* [To be done]: Your task is to copy every line of the entries that contains "intro".

* [Data shown]:

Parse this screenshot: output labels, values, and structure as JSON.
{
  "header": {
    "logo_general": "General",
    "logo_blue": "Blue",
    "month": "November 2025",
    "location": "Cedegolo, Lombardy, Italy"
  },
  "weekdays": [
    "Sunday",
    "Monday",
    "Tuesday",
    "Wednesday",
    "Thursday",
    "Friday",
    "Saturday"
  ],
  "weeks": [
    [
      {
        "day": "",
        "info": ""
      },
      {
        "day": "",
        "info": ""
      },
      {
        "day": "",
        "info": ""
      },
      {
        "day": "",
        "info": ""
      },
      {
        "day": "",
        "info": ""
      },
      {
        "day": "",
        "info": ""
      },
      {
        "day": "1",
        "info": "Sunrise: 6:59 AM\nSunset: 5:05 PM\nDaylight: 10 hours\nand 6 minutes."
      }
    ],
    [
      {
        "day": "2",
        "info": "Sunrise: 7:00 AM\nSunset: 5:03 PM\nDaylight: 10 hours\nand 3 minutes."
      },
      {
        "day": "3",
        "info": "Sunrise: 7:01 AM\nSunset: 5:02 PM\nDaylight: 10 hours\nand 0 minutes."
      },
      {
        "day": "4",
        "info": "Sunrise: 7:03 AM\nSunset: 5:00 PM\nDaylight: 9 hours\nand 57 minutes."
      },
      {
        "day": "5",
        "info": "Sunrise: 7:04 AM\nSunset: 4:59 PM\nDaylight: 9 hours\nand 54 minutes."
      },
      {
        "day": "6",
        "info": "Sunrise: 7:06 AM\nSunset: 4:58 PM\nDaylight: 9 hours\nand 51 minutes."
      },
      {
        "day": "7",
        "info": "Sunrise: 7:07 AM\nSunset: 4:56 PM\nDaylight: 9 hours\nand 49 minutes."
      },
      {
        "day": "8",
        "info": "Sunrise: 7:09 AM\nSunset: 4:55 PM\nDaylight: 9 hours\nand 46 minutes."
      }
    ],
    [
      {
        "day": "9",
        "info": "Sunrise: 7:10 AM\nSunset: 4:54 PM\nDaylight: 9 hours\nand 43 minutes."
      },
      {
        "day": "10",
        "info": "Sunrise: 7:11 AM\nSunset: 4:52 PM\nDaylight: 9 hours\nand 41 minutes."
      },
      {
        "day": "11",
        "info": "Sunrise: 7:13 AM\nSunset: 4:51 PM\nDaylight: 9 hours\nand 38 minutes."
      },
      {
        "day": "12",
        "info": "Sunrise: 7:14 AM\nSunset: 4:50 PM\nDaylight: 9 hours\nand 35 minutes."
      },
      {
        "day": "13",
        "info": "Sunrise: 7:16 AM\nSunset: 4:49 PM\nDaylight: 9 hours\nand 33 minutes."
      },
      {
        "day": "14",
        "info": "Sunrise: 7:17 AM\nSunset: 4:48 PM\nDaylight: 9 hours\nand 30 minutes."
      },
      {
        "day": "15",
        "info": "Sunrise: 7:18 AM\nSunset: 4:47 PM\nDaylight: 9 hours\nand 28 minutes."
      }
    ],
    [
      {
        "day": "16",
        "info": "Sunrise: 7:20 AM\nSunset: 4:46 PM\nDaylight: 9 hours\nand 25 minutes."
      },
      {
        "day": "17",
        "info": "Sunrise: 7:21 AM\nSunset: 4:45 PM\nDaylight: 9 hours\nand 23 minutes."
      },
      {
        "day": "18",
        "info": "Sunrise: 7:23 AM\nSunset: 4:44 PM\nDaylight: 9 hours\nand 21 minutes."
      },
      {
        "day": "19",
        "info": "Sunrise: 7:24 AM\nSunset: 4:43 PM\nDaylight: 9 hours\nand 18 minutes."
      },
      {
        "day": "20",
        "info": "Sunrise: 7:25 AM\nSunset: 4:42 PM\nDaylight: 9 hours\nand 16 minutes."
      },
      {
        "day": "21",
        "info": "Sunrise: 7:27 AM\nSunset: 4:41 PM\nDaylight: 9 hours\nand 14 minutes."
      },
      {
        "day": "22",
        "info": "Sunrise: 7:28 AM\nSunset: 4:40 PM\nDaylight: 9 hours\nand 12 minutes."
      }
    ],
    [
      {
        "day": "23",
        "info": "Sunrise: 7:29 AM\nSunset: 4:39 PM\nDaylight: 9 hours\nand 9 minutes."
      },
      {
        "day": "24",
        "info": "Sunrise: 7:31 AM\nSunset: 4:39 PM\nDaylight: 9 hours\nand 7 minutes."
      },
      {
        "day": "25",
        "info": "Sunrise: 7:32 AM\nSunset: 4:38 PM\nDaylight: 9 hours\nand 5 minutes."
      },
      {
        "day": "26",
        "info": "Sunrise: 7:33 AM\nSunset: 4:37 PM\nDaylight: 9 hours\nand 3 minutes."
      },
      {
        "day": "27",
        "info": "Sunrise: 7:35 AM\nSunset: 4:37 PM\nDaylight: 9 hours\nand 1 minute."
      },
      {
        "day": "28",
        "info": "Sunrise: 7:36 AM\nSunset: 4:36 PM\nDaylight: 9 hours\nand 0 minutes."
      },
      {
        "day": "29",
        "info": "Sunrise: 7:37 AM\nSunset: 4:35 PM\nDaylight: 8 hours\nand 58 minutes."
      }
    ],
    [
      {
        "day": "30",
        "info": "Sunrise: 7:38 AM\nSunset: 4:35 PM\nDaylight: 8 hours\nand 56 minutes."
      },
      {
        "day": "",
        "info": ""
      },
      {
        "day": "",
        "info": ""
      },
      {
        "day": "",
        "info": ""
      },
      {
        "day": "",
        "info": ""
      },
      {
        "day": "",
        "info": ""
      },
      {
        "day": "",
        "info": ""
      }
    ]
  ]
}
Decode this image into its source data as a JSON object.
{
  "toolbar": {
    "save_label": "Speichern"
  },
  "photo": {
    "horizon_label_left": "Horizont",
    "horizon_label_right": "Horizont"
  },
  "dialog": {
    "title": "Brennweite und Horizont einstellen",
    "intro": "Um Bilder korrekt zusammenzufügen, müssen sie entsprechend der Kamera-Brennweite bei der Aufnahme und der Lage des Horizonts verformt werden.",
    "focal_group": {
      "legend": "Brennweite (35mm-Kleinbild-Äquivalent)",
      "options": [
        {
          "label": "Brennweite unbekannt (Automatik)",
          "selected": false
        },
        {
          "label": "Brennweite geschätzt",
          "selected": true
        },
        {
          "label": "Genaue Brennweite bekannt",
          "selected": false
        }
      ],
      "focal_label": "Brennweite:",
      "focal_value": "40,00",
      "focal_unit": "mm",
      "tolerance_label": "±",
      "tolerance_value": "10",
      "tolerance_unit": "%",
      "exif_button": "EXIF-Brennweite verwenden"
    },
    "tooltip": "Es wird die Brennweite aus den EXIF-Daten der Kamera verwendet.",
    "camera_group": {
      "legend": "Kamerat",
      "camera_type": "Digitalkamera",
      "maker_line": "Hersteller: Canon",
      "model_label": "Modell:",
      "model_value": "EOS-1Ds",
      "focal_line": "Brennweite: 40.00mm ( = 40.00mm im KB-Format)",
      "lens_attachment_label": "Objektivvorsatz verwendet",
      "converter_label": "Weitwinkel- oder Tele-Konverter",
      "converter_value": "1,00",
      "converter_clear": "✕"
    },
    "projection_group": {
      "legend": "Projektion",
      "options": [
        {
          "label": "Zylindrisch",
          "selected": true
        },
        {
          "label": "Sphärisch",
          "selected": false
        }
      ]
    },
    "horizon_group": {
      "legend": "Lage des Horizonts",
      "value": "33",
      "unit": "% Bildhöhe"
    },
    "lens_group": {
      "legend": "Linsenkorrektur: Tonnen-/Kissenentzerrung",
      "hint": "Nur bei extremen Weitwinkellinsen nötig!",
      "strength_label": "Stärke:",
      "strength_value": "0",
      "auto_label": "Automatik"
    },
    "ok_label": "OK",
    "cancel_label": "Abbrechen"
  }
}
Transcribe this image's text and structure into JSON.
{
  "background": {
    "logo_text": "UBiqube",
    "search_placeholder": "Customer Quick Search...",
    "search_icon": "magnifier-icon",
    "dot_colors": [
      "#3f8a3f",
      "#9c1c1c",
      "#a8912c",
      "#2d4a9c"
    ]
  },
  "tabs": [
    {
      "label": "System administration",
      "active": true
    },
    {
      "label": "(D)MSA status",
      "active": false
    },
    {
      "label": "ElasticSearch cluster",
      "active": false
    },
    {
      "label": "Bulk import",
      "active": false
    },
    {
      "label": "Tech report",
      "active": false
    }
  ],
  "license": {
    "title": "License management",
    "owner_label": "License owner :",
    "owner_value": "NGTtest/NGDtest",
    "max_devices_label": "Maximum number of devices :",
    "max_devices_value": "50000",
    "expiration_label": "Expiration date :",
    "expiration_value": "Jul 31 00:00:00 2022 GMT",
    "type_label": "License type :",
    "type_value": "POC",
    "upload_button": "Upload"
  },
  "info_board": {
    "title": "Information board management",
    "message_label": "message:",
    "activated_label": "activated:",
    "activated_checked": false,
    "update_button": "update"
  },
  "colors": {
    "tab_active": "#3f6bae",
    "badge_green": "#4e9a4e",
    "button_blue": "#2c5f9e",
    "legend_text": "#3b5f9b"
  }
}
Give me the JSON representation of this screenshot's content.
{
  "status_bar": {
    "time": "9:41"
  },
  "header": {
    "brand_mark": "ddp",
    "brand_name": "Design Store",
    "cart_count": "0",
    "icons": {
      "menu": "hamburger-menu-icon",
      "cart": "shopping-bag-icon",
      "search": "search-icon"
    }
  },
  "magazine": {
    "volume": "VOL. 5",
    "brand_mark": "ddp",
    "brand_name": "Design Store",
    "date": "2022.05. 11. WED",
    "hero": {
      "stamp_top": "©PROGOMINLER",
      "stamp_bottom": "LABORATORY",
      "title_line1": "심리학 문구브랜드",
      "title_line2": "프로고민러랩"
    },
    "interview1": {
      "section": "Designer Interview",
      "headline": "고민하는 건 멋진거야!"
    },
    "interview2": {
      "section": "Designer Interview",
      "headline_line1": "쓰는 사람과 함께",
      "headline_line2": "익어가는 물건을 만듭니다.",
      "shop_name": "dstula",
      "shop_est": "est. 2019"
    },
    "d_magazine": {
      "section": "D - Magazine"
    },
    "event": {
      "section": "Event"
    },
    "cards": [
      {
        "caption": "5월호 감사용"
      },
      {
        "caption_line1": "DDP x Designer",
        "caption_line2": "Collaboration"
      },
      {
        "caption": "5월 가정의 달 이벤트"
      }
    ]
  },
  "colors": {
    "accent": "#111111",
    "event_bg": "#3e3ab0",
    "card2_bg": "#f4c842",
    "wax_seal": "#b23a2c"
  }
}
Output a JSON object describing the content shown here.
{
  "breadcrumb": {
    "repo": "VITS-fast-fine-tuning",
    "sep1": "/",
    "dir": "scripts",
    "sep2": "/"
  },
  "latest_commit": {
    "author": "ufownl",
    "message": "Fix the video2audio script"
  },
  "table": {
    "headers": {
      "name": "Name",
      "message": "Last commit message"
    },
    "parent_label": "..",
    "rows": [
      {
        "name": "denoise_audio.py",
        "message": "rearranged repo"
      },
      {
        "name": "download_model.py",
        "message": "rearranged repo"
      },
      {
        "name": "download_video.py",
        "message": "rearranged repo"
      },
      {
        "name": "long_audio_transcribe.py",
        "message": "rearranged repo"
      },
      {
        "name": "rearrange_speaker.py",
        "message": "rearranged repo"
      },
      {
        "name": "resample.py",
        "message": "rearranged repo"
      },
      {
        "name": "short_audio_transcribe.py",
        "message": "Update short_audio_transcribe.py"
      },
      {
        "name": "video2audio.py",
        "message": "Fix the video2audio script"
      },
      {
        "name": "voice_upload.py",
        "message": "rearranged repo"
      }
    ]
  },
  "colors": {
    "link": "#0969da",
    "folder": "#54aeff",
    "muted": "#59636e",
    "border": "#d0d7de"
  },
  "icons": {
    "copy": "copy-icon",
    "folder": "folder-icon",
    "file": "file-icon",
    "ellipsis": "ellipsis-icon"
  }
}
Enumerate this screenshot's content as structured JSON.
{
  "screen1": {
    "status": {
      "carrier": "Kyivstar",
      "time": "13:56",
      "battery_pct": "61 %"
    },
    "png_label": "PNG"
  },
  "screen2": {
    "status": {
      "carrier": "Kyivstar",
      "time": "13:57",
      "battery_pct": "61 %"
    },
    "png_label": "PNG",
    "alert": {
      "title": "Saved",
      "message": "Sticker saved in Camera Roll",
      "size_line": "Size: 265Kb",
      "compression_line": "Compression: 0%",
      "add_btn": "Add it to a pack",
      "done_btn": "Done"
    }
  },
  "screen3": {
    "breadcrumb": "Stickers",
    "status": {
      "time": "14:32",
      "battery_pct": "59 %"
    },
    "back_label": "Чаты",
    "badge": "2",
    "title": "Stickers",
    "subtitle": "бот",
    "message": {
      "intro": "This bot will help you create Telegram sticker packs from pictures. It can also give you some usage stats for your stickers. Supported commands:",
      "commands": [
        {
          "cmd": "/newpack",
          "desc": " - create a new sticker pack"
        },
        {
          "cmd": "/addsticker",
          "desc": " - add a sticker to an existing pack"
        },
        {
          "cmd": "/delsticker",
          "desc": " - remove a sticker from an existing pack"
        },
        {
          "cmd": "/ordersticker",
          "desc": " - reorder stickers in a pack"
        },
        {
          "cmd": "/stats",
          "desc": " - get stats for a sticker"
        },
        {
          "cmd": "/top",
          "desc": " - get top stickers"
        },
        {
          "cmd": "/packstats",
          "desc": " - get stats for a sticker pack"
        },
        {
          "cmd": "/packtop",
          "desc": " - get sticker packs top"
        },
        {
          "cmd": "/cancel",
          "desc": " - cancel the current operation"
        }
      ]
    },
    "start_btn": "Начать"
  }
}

* [The completed task]:
    "intro": "Um Bilder korrekt zusammenzufügen, müssen sie entsprechend der Kamera-Brennweite bei der Aufnahme und der Lage des Horizonts verformt werden.",
      "intro": "This bot will help you create Telegram sticker packs from pictures. It can also give you some usage stats for your stickers. Supported commands:",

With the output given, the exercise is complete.